DATA SHOWN:
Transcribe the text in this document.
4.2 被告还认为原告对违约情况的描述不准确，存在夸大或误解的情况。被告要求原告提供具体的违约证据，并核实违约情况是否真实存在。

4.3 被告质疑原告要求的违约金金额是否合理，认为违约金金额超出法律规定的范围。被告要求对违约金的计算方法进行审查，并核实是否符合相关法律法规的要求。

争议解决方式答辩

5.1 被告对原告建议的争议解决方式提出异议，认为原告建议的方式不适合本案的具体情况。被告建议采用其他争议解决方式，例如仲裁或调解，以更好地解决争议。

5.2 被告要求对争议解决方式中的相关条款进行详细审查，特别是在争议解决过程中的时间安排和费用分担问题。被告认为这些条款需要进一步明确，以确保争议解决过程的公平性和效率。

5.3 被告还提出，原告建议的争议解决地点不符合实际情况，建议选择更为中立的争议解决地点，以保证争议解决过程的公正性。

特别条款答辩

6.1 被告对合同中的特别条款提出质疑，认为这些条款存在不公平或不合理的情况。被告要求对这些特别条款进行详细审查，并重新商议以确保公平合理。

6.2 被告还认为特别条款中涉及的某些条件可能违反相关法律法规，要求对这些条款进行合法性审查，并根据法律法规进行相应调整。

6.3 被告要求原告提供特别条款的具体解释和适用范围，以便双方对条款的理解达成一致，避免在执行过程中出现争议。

TO DO:
Exactly as shown above, return every record.

ANSWER TO THE EXERCISE:
Transcribe the text in this document.
4.2 被告还认为原告对违约情况的描述不准确，存在夸大或误解的情况。被告要求原告提供具体的违约证据，并核实违约情况是否真实存在。

4.3 被告质疑原告要求的违约金金额是否合理，认为违约金金额超出法律规定的范围。被告要求对违约金的计算方法进行审查，并核实是否符合相关法律法规的要求。

争议解决方式答辩

5.1 被告对原告建议的争议解决方式提出异议，认为原告建议的方式不适合本案的具体情况。被告建议采用其他争议解决方式，例如仲裁或调解，以更好地解决争议。

5.2 被告要求对争议解决方式中的相关条款进行详细审查，特别是在争议解决过程中的时间安排和费用分担问题。被告认为这些条款需要进一步明确，以确保争议解决过程的公平性和效率。

5.3 被告还提出，原告建议的争议解决地点不符合实际情况，建议选择更为中立的争议解决地点，以保证争议解决过程的公正性。

特别条款答辩

6.1 被告对合同中的特别条款提出质疑，认为这些条款存在不公平或不合理的情况。被告要求对这些特别条款进行详细审查，并重新商议以确保公平合理。

6.2 被告还认为特别条款中涉及的某些条件可能违反相关法律法规，要求对这些条款进行合法性审查，并根据法律法规进行相应调整。

6.3 被告要求原告提供特别条款的具体解释和适用范围，以便双方对条款的理解达成一致，避免在执行过程中出现争议。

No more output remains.